━━ Data

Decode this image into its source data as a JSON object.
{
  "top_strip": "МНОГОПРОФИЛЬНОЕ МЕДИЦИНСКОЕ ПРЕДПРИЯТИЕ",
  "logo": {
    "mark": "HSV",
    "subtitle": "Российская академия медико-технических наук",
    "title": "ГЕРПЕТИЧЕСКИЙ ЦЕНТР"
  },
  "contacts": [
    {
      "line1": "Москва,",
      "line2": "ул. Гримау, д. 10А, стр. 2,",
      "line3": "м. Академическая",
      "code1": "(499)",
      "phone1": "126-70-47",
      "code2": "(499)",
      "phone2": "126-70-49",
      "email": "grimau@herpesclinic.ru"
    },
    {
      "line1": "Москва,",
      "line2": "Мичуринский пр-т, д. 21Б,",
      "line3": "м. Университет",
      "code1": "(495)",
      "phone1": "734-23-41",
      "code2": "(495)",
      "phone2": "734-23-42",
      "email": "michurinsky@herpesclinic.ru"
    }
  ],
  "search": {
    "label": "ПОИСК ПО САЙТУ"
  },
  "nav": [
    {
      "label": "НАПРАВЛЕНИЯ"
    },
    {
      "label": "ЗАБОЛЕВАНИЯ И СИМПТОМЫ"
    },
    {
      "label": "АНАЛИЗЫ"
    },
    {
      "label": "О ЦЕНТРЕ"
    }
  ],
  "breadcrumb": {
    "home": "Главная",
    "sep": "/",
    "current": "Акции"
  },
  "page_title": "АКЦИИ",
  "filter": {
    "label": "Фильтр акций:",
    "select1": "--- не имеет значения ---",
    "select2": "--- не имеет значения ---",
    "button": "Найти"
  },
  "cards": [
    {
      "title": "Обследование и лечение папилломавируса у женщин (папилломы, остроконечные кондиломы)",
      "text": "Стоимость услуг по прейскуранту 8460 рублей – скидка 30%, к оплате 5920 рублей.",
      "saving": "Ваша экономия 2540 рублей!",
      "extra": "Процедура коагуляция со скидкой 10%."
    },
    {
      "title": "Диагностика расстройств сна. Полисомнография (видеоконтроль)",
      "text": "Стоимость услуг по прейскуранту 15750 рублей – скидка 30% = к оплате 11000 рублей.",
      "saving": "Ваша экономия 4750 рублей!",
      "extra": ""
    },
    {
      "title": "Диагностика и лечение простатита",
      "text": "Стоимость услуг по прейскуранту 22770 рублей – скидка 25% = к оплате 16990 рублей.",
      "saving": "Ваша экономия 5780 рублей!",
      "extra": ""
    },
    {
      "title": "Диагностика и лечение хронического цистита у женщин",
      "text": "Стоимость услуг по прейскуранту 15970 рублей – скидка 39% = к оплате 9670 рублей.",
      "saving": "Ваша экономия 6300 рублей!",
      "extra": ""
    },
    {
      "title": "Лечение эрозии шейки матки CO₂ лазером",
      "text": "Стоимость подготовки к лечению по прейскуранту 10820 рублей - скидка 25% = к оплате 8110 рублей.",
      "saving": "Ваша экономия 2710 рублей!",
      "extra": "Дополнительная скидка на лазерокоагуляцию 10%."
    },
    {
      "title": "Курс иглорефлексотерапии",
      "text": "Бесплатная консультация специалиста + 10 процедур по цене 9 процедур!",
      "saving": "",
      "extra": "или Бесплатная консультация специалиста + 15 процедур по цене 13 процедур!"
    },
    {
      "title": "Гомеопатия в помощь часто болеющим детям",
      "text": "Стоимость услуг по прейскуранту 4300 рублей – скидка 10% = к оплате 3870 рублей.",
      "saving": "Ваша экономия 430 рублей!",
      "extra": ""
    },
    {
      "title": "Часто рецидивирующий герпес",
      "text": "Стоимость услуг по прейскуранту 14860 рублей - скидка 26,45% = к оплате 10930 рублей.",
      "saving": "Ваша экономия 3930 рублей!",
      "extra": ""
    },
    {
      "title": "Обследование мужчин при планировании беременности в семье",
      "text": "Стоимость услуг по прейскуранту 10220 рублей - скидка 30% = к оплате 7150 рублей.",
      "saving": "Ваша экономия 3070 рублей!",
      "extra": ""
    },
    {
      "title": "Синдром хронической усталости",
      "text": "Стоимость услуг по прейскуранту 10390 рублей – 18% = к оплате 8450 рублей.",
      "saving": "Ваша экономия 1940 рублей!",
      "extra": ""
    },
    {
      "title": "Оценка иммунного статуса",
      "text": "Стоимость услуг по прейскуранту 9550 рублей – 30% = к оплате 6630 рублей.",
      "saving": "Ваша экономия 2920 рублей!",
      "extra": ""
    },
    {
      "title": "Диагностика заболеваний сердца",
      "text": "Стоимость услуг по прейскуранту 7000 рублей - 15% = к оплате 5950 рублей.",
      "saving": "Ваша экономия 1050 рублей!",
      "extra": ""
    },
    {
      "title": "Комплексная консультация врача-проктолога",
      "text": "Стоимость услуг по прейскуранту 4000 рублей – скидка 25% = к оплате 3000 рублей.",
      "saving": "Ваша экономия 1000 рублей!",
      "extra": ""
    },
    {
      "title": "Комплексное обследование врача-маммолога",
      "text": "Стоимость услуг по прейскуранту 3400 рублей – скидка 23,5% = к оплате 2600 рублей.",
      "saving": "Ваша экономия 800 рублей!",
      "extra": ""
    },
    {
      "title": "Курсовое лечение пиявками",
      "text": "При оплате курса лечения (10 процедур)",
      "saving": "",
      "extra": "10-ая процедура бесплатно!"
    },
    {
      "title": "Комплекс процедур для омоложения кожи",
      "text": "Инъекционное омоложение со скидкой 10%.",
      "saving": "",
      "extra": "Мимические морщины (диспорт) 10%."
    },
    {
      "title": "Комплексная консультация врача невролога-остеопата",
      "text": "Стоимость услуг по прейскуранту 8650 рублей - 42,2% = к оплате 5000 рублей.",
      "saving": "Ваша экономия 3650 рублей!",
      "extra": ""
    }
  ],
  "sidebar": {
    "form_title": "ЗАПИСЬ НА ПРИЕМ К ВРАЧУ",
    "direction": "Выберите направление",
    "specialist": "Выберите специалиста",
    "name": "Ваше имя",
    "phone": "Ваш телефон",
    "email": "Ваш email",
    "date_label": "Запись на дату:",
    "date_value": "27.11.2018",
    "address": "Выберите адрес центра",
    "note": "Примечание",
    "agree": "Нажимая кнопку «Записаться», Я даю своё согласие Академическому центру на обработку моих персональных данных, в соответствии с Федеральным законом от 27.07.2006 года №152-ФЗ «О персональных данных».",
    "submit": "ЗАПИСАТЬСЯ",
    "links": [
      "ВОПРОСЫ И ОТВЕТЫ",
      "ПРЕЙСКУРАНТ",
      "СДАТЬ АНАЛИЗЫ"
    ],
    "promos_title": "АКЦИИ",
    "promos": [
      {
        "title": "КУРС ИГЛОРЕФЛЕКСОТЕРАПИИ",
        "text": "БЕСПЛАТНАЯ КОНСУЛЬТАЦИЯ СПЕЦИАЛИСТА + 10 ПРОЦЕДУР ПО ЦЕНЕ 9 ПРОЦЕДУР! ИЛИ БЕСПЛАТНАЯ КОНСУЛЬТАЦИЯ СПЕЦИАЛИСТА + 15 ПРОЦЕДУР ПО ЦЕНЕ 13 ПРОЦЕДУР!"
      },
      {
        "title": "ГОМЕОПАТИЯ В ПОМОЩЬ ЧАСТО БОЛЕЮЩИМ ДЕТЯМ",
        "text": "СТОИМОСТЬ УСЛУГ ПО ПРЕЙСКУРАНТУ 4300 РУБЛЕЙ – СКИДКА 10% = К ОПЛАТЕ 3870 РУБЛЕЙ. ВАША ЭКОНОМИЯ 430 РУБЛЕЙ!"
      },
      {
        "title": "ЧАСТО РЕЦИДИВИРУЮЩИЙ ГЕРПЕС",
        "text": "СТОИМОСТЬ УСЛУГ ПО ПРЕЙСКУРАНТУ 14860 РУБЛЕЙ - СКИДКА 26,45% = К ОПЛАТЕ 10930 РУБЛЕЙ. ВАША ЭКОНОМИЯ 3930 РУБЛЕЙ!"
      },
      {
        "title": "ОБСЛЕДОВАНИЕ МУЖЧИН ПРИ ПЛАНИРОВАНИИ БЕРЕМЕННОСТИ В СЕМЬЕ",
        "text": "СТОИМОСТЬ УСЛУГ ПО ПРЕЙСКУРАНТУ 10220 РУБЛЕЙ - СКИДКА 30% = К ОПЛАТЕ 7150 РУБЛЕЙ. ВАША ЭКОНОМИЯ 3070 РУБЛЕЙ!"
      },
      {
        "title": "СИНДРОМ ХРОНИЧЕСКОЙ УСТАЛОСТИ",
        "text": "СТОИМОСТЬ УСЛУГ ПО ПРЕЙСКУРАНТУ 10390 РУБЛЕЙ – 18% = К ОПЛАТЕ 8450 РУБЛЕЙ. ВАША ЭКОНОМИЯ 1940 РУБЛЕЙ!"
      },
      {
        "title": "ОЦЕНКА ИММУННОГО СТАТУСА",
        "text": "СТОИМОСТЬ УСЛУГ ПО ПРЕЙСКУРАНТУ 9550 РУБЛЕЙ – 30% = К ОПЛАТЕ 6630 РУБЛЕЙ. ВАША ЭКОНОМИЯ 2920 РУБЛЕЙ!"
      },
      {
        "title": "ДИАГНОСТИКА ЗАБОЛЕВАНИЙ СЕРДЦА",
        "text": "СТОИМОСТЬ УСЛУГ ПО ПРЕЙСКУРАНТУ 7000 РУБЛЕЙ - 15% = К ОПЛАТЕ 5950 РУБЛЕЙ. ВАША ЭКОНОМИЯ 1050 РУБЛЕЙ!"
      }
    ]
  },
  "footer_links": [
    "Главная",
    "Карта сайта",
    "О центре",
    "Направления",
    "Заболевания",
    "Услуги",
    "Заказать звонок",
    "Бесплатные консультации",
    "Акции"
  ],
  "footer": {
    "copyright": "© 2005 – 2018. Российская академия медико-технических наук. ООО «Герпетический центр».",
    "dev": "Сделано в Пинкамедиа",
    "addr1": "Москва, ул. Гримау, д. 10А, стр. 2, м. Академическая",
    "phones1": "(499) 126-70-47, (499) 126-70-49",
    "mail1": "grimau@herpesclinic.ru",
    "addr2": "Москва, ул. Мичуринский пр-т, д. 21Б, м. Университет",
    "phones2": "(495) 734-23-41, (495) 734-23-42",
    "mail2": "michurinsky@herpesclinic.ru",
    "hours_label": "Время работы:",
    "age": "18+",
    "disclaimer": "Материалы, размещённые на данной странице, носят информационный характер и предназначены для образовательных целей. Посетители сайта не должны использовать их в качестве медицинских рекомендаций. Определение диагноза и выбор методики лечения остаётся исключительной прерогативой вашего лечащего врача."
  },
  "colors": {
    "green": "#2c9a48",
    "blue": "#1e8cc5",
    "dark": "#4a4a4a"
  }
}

━━━━

Tally how many lines of the material contain the word "женщин". The answer must be the number and nothing else.

2